▸ Exercise details
Locate the word "glabridin" in the data below, then copy every line that holds it.
--- BEGIN Data listing ---
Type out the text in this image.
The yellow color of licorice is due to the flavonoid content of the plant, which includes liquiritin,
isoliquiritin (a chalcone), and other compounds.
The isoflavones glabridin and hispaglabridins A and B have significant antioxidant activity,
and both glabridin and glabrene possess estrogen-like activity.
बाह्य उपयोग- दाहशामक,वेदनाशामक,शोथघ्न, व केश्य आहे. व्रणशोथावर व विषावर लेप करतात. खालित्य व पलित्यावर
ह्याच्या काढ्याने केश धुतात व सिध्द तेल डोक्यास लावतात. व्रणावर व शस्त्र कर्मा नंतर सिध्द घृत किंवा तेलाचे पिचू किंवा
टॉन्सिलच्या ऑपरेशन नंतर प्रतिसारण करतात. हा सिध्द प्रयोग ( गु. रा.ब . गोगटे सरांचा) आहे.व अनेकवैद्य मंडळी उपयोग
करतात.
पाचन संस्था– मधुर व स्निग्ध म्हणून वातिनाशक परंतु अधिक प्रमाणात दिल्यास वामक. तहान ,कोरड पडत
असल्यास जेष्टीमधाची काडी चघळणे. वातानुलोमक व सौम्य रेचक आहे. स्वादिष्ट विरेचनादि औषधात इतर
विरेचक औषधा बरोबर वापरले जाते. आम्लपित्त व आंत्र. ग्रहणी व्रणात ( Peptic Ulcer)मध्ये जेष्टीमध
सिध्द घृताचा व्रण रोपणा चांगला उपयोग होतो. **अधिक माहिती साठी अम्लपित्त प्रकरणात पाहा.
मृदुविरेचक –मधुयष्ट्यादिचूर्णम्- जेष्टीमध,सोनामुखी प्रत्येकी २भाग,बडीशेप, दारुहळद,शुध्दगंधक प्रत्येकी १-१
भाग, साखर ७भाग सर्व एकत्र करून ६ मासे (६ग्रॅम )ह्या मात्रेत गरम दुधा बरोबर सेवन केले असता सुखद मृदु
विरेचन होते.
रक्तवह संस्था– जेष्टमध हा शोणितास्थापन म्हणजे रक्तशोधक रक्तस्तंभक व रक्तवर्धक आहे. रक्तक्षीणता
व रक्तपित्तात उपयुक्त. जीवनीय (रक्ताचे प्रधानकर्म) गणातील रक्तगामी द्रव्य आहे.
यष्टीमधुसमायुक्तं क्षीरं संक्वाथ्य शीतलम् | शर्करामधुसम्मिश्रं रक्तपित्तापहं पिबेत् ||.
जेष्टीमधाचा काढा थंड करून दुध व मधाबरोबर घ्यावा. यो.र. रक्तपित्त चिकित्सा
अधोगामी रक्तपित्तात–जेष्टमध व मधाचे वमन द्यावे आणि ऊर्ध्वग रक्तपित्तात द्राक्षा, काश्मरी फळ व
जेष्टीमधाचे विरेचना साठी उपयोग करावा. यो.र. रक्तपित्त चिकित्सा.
--- END Data listing ---
▸ Task answer
The isoflavones glabridin and hispaglabridins A and B have significant antioxidant activity,
and both glabridin and glabrene possess estrogen-like activity.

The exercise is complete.